To be done:
Count how many lines below include the string "xlabel", and give that number without anything else.

*** Data for the task

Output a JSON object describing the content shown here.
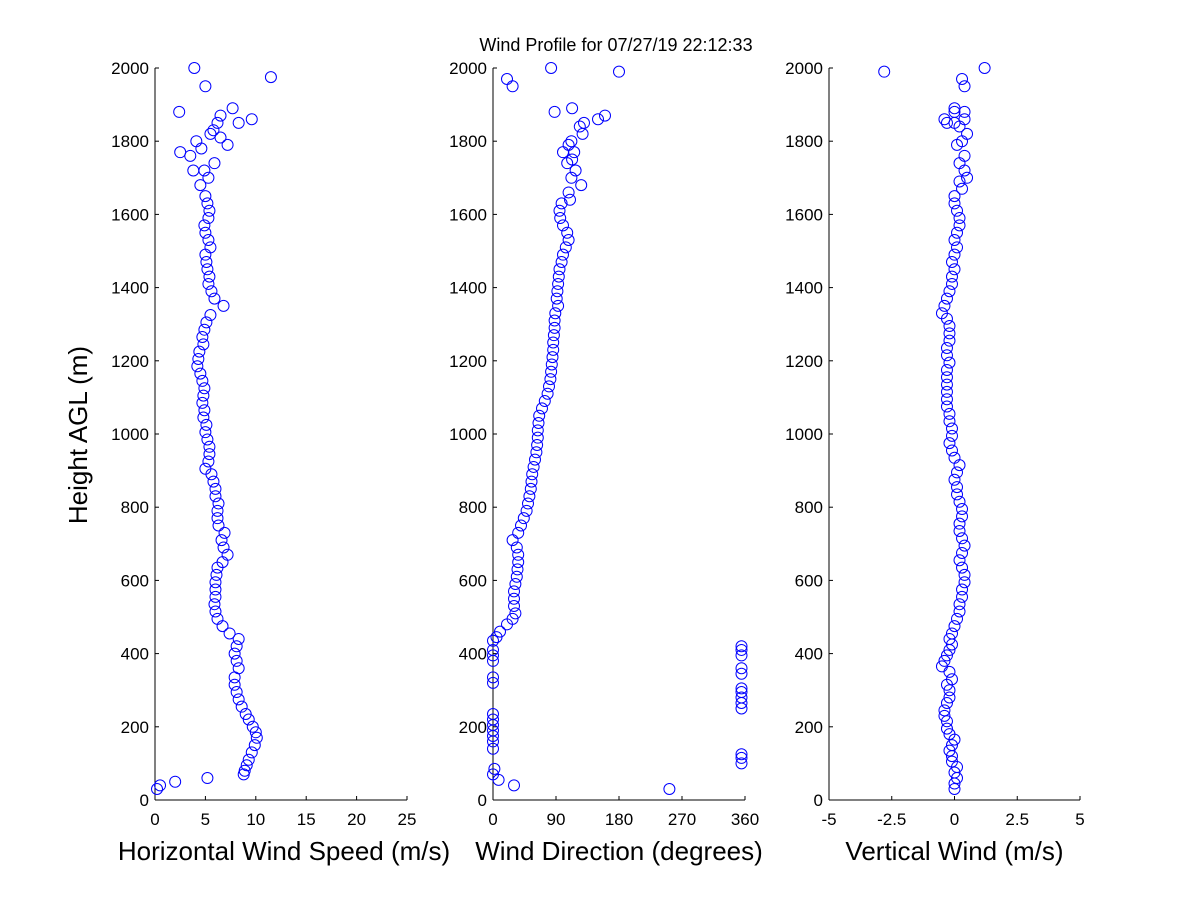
{
  "title": "Wind Profile for  07/27/19 22:12:33",
  "colors": {
    "marker": "#0000ff",
    "axis": "#000000",
    "background": "#ffffff"
  },
  "chart_data": [
    {
      "type": "scatter",
      "xlabel": "Horizontal Wind Speed (m/s)",
      "ylabel": "Height AGL (m)",
      "xlim": [
        0,
        25
      ],
      "ylim": [
        0,
        2000
      ],
      "xticks": [
        "0",
        "5",
        "10",
        "15",
        "20",
        "25"
      ],
      "yticks": [
        "0",
        "200",
        "400",
        "600",
        "800",
        "1000",
        "1200",
        "1400",
        "1600",
        "1800",
        "2000"
      ],
      "points": [
        [
          0.2,
          30
        ],
        [
          0.5,
          40
        ],
        [
          2.0,
          50
        ],
        [
          5.2,
          60
        ],
        [
          8.8,
          70
        ],
        [
          8.9,
          80
        ],
        [
          9.1,
          95
        ],
        [
          9.3,
          110
        ],
        [
          9.6,
          130
        ],
        [
          9.9,
          150
        ],
        [
          10.1,
          170
        ],
        [
          10.0,
          185
        ],
        [
          9.7,
          200
        ],
        [
          9.3,
          220
        ],
        [
          9.0,
          235
        ],
        [
          8.6,
          255
        ],
        [
          8.3,
          275
        ],
        [
          8.1,
          295
        ],
        [
          7.9,
          315
        ],
        [
          7.9,
          335
        ],
        [
          8.3,
          360
        ],
        [
          8.1,
          380
        ],
        [
          7.9,
          400
        ],
        [
          8.1,
          420
        ],
        [
          8.3,
          440
        ],
        [
          7.4,
          455
        ],
        [
          6.7,
          475
        ],
        [
          6.2,
          495
        ],
        [
          6.0,
          515
        ],
        [
          5.9,
          535
        ],
        [
          6.0,
          555
        ],
        [
          6.0,
          575
        ],
        [
          6.0,
          595
        ],
        [
          6.1,
          615
        ],
        [
          6.2,
          635
        ],
        [
          6.7,
          650
        ],
        [
          7.2,
          670
        ],
        [
          6.8,
          690
        ],
        [
          6.6,
          710
        ],
        [
          6.9,
          730
        ],
        [
          6.3,
          750
        ],
        [
          6.2,
          770
        ],
        [
          6.2,
          790
        ],
        [
          6.3,
          810
        ],
        [
          6.0,
          830
        ],
        [
          6.0,
          850
        ],
        [
          5.8,
          870
        ],
        [
          5.6,
          890
        ],
        [
          5.0,
          905
        ],
        [
          5.3,
          925
        ],
        [
          5.4,
          945
        ],
        [
          5.4,
          965
        ],
        [
          5.2,
          985
        ],
        [
          5.0,
          1005
        ],
        [
          5.1,
          1025
        ],
        [
          4.8,
          1045
        ],
        [
          4.9,
          1065
        ],
        [
          4.7,
          1085
        ],
        [
          4.8,
          1105
        ],
        [
          4.9,
          1125
        ],
        [
          4.7,
          1145
        ],
        [
          4.5,
          1165
        ],
        [
          4.2,
          1185
        ],
        [
          4.3,
          1205
        ],
        [
          4.4,
          1225
        ],
        [
          4.8,
          1245
        ],
        [
          4.7,
          1265
        ],
        [
          4.9,
          1285
        ],
        [
          5.1,
          1305
        ],
        [
          5.5,
          1325
        ],
        [
          6.8,
          1350
        ],
        [
          5.9,
          1370
        ],
        [
          5.6,
          1390
        ],
        [
          5.3,
          1410
        ],
        [
          5.4,
          1430
        ],
        [
          5.2,
          1450
        ],
        [
          5.1,
          1470
        ],
        [
          5.0,
          1490
        ],
        [
          5.5,
          1510
        ],
        [
          5.3,
          1530
        ],
        [
          5.0,
          1550
        ],
        [
          4.9,
          1570
        ],
        [
          5.3,
          1590
        ],
        [
          5.4,
          1610
        ],
        [
          5.2,
          1630
        ],
        [
          5.0,
          1650
        ],
        [
          4.5,
          1680
        ],
        [
          5.3,
          1700
        ],
        [
          4.9,
          1720
        ],
        [
          3.8,
          1720
        ],
        [
          3.5,
          1760
        ],
        [
          4.6,
          1780
        ],
        [
          4.1,
          1800
        ],
        [
          5.5,
          1820
        ],
        [
          6.5,
          1810
        ],
        [
          5.9,
          1740
        ],
        [
          2.5,
          1770
        ],
        [
          7.2,
          1790
        ],
        [
          5.8,
          1830
        ],
        [
          6.2,
          1850
        ],
        [
          8.3,
          1850
        ],
        [
          9.6,
          1860
        ],
        [
          7.7,
          1890
        ],
        [
          6.5,
          1870
        ],
        [
          2.4,
          1880
        ],
        [
          5.0,
          1950
        ],
        [
          3.9,
          2000
        ],
        [
          11.5,
          1975
        ]
      ]
    },
    {
      "type": "scatter",
      "xlabel": "Wind Direction (degrees)",
      "ylabel": "",
      "xlim": [
        0,
        360
      ],
      "ylim": [
        0,
        2000
      ],
      "xticks": [
        "0",
        "90",
        "180",
        "270",
        "360"
      ],
      "yticks": [
        "0",
        "200",
        "400",
        "600",
        "800",
        "1000",
        "1200",
        "1400",
        "1600",
        "1800",
        "2000"
      ],
      "points": [
        [
          30,
          40
        ],
        [
          8,
          55
        ],
        [
          0,
          70
        ],
        [
          2,
          85
        ],
        [
          252,
          30
        ],
        [
          355,
          100
        ],
        [
          355,
          115
        ],
        [
          355,
          125
        ],
        [
          0,
          140
        ],
        [
          0,
          160
        ],
        [
          0,
          175
        ],
        [
          0,
          190
        ],
        [
          0,
          205
        ],
        [
          0,
          220
        ],
        [
          0,
          235
        ],
        [
          0,
          320
        ],
        [
          0,
          335
        ],
        [
          0,
          380
        ],
        [
          0,
          395
        ],
        [
          0,
          410
        ],
        [
          355,
          250
        ],
        [
          355,
          265
        ],
        [
          355,
          280
        ],
        [
          355,
          295
        ],
        [
          355,
          305
        ],
        [
          355,
          345
        ],
        [
          355,
          360
        ],
        [
          355,
          395
        ],
        [
          355,
          410
        ],
        [
          355,
          420
        ],
        [
          0,
          435
        ],
        [
          5,
          445
        ],
        [
          10,
          460
        ],
        [
          20,
          480
        ],
        [
          28,
          495
        ],
        [
          32,
          510
        ],
        [
          30,
          530
        ],
        [
          30,
          550
        ],
        [
          30,
          570
        ],
        [
          32,
          590
        ],
        [
          34,
          610
        ],
        [
          35,
          630
        ],
        [
          36,
          650
        ],
        [
          36,
          670
        ],
        [
          34,
          690
        ],
        [
          28,
          710
        ],
        [
          36,
          730
        ],
        [
          40,
          750
        ],
        [
          44,
          770
        ],
        [
          48,
          790
        ],
        [
          50,
          810
        ],
        [
          52,
          830
        ],
        [
          54,
          850
        ],
        [
          55,
          870
        ],
        [
          56,
          890
        ],
        [
          58,
          910
        ],
        [
          60,
          930
        ],
        [
          62,
          950
        ],
        [
          63,
          970
        ],
        [
          64,
          990
        ],
        [
          64,
          1010
        ],
        [
          65,
          1030
        ],
        [
          66,
          1050
        ],
        [
          70,
          1070
        ],
        [
          74,
          1090
        ],
        [
          78,
          1110
        ],
        [
          80,
          1130
        ],
        [
          82,
          1150
        ],
        [
          83,
          1170
        ],
        [
          84,
          1190
        ],
        [
          85,
          1210
        ],
        [
          86,
          1230
        ],
        [
          86,
          1250
        ],
        [
          87,
          1270
        ],
        [
          88,
          1290
        ],
        [
          88,
          1310
        ],
        [
          89,
          1330
        ],
        [
          93,
          1350
        ],
        [
          91,
          1370
        ],
        [
          92,
          1390
        ],
        [
          93,
          1410
        ],
        [
          94,
          1430
        ],
        [
          95,
          1450
        ],
        [
          98,
          1470
        ],
        [
          100,
          1490
        ],
        [
          104,
          1510
        ],
        [
          108,
          1530
        ],
        [
          106,
          1550
        ],
        [
          100,
          1570
        ],
        [
          96,
          1590
        ],
        [
          95,
          1610
        ],
        [
          98,
          1630
        ],
        [
          110,
          1640
        ],
        [
          108,
          1660
        ],
        [
          126,
          1680
        ],
        [
          112,
          1700
        ],
        [
          118,
          1720
        ],
        [
          106,
          1740
        ],
        [
          113,
          1750
        ],
        [
          100,
          1770
        ],
        [
          116,
          1770
        ],
        [
          108,
          1790
        ],
        [
          112,
          1800
        ],
        [
          128,
          1820
        ],
        [
          124,
          1840
        ],
        [
          130,
          1850
        ],
        [
          150,
          1860
        ],
        [
          160,
          1870
        ],
        [
          88,
          1880
        ],
        [
          113,
          1890
        ],
        [
          20,
          1970
        ],
        [
          28,
          1950
        ],
        [
          83,
          2000
        ],
        [
          180,
          1990
        ]
      ]
    },
    {
      "type": "scatter",
      "xlabel": "Vertical Wind (m/s)",
      "ylabel": "",
      "xlim": [
        -5,
        5
      ],
      "ylim": [
        0,
        2000
      ],
      "xticks": [
        "-5",
        "-2.5",
        "0",
        "2.5",
        "5"
      ],
      "yticks": [
        "0",
        "200",
        "400",
        "600",
        "800",
        "1000",
        "1200",
        "1400",
        "1600",
        "1800",
        "2000"
      ],
      "points": [
        [
          0.0,
          30
        ],
        [
          0.0,
          45
        ],
        [
          0.1,
          60
        ],
        [
          0.0,
          75
        ],
        [
          0.1,
          90
        ],
        [
          -0.1,
          105
        ],
        [
          -0.1,
          120
        ],
        [
          -0.2,
          135
        ],
        [
          -0.1,
          150
        ],
        [
          0.0,
          165
        ],
        [
          -0.2,
          180
        ],
        [
          -0.3,
          195
        ],
        [
          -0.3,
          215
        ],
        [
          -0.4,
          230
        ],
        [
          -0.4,
          245
        ],
        [
          -0.3,
          265
        ],
        [
          -0.2,
          280
        ],
        [
          -0.2,
          300
        ],
        [
          -0.3,
          315
        ],
        [
          -0.1,
          330
        ],
        [
          -0.2,
          350
        ],
        [
          -0.5,
          365
        ],
        [
          -0.4,
          380
        ],
        [
          -0.3,
          395
        ],
        [
          -0.2,
          410
        ],
        [
          -0.1,
          425
        ],
        [
          -0.2,
          440
        ],
        [
          -0.1,
          455
        ],
        [
          0.0,
          475
        ],
        [
          0.1,
          495
        ],
        [
          0.2,
          515
        ],
        [
          0.2,
          535
        ],
        [
          0.3,
          555
        ],
        [
          0.3,
          575
        ],
        [
          0.4,
          595
        ],
        [
          0.4,
          615
        ],
        [
          0.3,
          635
        ],
        [
          0.2,
          655
        ],
        [
          0.3,
          675
        ],
        [
          0.4,
          695
        ],
        [
          0.3,
          715
        ],
        [
          0.2,
          735
        ],
        [
          0.2,
          755
        ],
        [
          0.3,
          775
        ],
        [
          0.3,
          795
        ],
        [
          0.2,
          815
        ],
        [
          0.1,
          835
        ],
        [
          0.1,
          855
        ],
        [
          0.0,
          875
        ],
        [
          0.1,
          895
        ],
        [
          0.2,
          915
        ],
        [
          0.0,
          935
        ],
        [
          -0.1,
          955
        ],
        [
          -0.2,
          975
        ],
        [
          -0.1,
          995
        ],
        [
          -0.1,
          1015
        ],
        [
          -0.2,
          1035
        ],
        [
          -0.2,
          1055
        ],
        [
          -0.3,
          1075
        ],
        [
          -0.3,
          1095
        ],
        [
          -0.3,
          1115
        ],
        [
          -0.3,
          1135
        ],
        [
          -0.3,
          1155
        ],
        [
          -0.3,
          1175
        ],
        [
          -0.2,
          1195
        ],
        [
          -0.3,
          1215
        ],
        [
          -0.3,
          1235
        ],
        [
          -0.2,
          1255
        ],
        [
          -0.2,
          1275
        ],
        [
          -0.2,
          1295
        ],
        [
          -0.3,
          1315
        ],
        [
          -0.5,
          1330
        ],
        [
          -0.4,
          1350
        ],
        [
          -0.3,
          1370
        ],
        [
          -0.2,
          1390
        ],
        [
          -0.1,
          1410
        ],
        [
          -0.1,
          1430
        ],
        [
          0.0,
          1450
        ],
        [
          -0.1,
          1470
        ],
        [
          0.0,
          1490
        ],
        [
          0.1,
          1510
        ],
        [
          0.0,
          1530
        ],
        [
          0.1,
          1550
        ],
        [
          0.2,
          1570
        ],
        [
          0.2,
          1590
        ],
        [
          0.1,
          1610
        ],
        [
          0.0,
          1630
        ],
        [
          0.0,
          1650
        ],
        [
          0.3,
          1670
        ],
        [
          0.2,
          1690
        ],
        [
          0.5,
          1700
        ],
        [
          0.4,
          1720
        ],
        [
          0.2,
          1740
        ],
        [
          0.4,
          1760
        ],
        [
          0.1,
          1790
        ],
        [
          0.3,
          1800
        ],
        [
          0.5,
          1820
        ],
        [
          0.2,
          1840
        ],
        [
          0.0,
          1850
        ],
        [
          -0.3,
          1850
        ],
        [
          -0.4,
          1860
        ],
        [
          0.4,
          1860
        ],
        [
          0.0,
          1880
        ],
        [
          0.4,
          1880
        ],
        [
          0.0,
          1890
        ],
        [
          0.4,
          1950
        ],
        [
          0.3,
          1970
        ],
        [
          -2.8,
          1990
        ],
        [
          1.2,
          2000
        ]
      ]
    }
  ]
}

******

Full solution:
3